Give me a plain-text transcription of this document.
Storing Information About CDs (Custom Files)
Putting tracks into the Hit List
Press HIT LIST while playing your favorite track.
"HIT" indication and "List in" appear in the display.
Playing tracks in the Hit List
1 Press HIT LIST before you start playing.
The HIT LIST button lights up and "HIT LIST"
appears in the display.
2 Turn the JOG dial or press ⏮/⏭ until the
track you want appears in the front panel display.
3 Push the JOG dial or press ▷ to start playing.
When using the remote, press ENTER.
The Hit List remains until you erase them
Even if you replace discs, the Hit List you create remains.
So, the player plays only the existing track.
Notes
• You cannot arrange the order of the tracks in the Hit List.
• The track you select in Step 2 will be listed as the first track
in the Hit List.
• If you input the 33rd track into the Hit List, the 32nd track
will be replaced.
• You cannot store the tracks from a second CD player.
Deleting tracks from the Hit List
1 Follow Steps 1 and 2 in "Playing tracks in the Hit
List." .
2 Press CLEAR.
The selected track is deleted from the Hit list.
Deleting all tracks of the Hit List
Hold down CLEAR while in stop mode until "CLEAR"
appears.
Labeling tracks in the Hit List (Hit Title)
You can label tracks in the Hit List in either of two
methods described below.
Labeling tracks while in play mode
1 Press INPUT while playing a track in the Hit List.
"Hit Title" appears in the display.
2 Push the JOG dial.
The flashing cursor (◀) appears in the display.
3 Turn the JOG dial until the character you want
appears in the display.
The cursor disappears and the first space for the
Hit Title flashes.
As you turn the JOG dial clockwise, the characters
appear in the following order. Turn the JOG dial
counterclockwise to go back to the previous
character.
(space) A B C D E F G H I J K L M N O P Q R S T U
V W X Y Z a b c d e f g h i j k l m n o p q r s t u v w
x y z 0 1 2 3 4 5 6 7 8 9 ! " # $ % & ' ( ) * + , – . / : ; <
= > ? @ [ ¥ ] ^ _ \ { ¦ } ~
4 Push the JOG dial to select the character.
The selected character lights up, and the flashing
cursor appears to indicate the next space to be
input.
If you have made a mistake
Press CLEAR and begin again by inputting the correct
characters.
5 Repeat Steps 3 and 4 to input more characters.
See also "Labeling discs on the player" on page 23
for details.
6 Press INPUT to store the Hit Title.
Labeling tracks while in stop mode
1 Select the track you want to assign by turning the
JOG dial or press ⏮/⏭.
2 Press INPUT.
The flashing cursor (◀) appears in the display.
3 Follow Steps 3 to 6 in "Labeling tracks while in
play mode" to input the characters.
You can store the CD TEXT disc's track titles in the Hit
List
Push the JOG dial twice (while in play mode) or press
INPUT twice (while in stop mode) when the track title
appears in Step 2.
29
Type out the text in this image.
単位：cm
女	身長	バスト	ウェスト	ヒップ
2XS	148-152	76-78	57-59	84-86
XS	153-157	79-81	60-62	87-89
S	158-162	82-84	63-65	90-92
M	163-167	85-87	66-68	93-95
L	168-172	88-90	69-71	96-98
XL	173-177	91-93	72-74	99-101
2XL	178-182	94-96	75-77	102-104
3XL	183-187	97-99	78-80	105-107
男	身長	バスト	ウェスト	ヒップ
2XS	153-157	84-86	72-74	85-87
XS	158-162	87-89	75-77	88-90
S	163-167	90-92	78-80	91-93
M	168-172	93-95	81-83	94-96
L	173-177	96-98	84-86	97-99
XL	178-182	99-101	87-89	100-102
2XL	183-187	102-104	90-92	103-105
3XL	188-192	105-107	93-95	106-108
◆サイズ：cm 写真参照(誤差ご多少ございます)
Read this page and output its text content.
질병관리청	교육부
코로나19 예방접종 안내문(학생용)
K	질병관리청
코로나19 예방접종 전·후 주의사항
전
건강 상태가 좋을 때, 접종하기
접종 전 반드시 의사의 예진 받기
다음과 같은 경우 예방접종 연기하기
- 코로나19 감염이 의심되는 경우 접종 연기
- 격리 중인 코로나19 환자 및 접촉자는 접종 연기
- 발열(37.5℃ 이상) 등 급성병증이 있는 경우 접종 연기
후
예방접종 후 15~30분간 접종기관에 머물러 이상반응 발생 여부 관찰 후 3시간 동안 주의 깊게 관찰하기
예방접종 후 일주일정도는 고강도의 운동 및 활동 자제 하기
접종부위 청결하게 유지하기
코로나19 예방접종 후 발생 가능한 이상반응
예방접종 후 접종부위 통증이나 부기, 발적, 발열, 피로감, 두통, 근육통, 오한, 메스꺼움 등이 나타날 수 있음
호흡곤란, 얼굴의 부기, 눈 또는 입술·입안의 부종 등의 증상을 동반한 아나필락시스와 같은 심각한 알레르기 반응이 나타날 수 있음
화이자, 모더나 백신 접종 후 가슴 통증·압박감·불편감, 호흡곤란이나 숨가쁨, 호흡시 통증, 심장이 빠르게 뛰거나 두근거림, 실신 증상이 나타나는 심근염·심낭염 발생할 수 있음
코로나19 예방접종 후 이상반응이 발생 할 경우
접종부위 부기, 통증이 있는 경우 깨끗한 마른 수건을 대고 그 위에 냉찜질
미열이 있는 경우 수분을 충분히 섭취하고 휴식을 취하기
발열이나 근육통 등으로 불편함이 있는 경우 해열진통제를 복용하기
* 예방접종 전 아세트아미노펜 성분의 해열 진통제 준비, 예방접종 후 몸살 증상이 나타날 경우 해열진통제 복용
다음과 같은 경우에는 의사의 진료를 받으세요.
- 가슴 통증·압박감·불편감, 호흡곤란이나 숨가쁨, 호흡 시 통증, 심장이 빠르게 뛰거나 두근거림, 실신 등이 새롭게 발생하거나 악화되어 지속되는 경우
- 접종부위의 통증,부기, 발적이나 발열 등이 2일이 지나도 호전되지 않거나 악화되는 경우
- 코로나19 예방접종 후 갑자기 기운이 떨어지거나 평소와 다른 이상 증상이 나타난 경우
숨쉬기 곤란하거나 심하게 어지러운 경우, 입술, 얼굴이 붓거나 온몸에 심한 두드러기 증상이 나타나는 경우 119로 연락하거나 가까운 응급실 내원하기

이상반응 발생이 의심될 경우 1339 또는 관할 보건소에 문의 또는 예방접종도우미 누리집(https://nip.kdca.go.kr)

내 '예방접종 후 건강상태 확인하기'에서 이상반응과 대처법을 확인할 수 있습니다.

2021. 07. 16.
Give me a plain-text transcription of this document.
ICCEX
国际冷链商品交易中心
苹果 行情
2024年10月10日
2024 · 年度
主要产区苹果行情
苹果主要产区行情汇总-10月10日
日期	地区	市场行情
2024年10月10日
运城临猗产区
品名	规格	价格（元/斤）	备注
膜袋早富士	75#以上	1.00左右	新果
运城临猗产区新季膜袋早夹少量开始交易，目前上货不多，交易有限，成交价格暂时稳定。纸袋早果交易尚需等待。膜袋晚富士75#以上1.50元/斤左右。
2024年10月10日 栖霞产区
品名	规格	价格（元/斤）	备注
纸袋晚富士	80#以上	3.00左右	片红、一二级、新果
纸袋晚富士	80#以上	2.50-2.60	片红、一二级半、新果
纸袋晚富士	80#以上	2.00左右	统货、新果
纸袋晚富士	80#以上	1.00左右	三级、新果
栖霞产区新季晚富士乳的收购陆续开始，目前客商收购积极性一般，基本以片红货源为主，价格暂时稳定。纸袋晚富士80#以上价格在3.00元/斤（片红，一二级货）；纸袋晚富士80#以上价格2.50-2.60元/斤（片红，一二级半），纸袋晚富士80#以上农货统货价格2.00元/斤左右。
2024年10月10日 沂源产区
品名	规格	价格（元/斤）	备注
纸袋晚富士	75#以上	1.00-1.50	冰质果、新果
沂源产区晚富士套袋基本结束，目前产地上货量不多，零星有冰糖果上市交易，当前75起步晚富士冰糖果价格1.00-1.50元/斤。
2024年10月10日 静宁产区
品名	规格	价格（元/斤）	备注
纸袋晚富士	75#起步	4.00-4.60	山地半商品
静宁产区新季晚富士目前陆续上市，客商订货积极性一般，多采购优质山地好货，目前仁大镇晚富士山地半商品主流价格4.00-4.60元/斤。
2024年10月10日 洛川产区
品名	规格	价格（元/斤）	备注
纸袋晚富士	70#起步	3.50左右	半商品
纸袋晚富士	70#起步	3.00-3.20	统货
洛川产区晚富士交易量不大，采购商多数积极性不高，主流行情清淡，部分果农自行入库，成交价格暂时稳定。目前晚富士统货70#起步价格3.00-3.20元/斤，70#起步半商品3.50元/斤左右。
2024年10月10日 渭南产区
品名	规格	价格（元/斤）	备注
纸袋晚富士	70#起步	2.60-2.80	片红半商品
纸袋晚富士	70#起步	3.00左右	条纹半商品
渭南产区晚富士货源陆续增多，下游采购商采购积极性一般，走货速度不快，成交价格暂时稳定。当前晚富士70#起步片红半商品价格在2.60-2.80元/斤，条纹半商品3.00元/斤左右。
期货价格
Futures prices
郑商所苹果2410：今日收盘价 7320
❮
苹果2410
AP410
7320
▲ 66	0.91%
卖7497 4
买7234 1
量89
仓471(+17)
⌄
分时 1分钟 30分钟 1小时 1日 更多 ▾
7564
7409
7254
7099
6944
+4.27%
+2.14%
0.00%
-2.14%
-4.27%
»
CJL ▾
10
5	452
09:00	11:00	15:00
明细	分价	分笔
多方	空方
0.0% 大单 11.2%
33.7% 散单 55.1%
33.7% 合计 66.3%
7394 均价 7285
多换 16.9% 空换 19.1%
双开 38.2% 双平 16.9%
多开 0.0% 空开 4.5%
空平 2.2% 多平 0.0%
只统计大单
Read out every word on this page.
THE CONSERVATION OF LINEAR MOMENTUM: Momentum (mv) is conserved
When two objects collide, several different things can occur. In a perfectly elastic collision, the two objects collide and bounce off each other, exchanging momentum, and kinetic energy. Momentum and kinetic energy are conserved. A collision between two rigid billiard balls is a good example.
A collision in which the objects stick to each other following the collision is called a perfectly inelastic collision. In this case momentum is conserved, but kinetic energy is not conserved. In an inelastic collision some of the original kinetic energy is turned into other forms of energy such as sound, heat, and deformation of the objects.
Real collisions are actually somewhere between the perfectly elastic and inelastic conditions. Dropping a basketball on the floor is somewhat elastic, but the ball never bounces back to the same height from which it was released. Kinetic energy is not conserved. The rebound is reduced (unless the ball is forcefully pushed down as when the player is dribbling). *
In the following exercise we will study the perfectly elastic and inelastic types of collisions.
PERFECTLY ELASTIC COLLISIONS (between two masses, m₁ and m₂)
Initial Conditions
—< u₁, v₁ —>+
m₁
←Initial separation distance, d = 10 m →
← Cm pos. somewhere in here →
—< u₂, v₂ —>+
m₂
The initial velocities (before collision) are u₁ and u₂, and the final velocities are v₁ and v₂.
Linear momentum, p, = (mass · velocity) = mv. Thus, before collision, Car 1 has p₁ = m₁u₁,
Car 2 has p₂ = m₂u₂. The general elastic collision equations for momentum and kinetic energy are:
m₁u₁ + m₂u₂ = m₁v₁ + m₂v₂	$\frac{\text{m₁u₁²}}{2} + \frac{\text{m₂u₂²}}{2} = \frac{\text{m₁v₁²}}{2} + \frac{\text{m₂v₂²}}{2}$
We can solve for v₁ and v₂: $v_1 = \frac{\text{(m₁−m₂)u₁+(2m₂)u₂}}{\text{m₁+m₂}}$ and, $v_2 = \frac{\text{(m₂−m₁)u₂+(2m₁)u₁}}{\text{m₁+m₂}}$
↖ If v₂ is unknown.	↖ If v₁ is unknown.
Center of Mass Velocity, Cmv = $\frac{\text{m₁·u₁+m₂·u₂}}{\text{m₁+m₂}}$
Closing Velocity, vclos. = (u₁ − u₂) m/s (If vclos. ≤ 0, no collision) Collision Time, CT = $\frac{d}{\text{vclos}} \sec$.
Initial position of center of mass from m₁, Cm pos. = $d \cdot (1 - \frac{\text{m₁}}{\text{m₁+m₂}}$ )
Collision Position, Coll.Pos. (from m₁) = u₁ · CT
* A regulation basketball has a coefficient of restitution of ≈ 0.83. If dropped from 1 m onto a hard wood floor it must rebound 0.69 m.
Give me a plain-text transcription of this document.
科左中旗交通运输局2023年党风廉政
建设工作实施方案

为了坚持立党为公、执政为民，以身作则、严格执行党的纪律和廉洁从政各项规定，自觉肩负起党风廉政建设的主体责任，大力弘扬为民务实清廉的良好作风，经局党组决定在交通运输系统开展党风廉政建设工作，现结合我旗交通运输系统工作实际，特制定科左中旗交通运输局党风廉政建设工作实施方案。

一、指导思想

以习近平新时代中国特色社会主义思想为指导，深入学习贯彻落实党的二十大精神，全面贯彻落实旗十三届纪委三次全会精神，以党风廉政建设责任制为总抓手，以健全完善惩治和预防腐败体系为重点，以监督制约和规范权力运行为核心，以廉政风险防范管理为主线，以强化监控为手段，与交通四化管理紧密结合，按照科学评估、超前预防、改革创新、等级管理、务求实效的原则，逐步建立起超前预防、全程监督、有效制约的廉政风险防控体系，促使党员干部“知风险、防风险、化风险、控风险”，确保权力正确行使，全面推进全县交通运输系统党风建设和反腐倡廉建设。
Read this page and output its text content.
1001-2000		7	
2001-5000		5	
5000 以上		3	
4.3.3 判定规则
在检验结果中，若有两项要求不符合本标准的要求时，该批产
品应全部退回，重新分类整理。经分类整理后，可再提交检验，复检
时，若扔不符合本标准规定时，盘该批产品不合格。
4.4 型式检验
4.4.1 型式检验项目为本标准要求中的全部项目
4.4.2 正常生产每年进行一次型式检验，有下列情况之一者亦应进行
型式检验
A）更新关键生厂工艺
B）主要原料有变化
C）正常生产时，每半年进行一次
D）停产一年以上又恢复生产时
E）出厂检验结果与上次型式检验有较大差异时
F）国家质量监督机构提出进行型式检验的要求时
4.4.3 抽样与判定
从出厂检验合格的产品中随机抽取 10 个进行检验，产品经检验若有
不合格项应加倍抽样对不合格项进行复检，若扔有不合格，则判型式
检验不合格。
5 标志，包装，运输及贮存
········
Challenge: In the records above, collect each line with "호흡곤란이나".

Task solution:
화이자, 모더나 백신 접종 후 가슴 통증·압박감·불편감, 호흡곤란이나 숨가쁨, 호흡시 통증, 심장이 빠르게 뛰거나 두근거림, 실신 증상이 나타나는 심근염·심낭염 발생할 수 있음
- 가슴 통증·압박감·불편감, 호흡곤란이나 숨가쁨, 호흡 시 통증, 심장이 빠르게 뛰거나 두근거림, 실신 등이 새롭게 발생하거나 악화되어 지속되는 경우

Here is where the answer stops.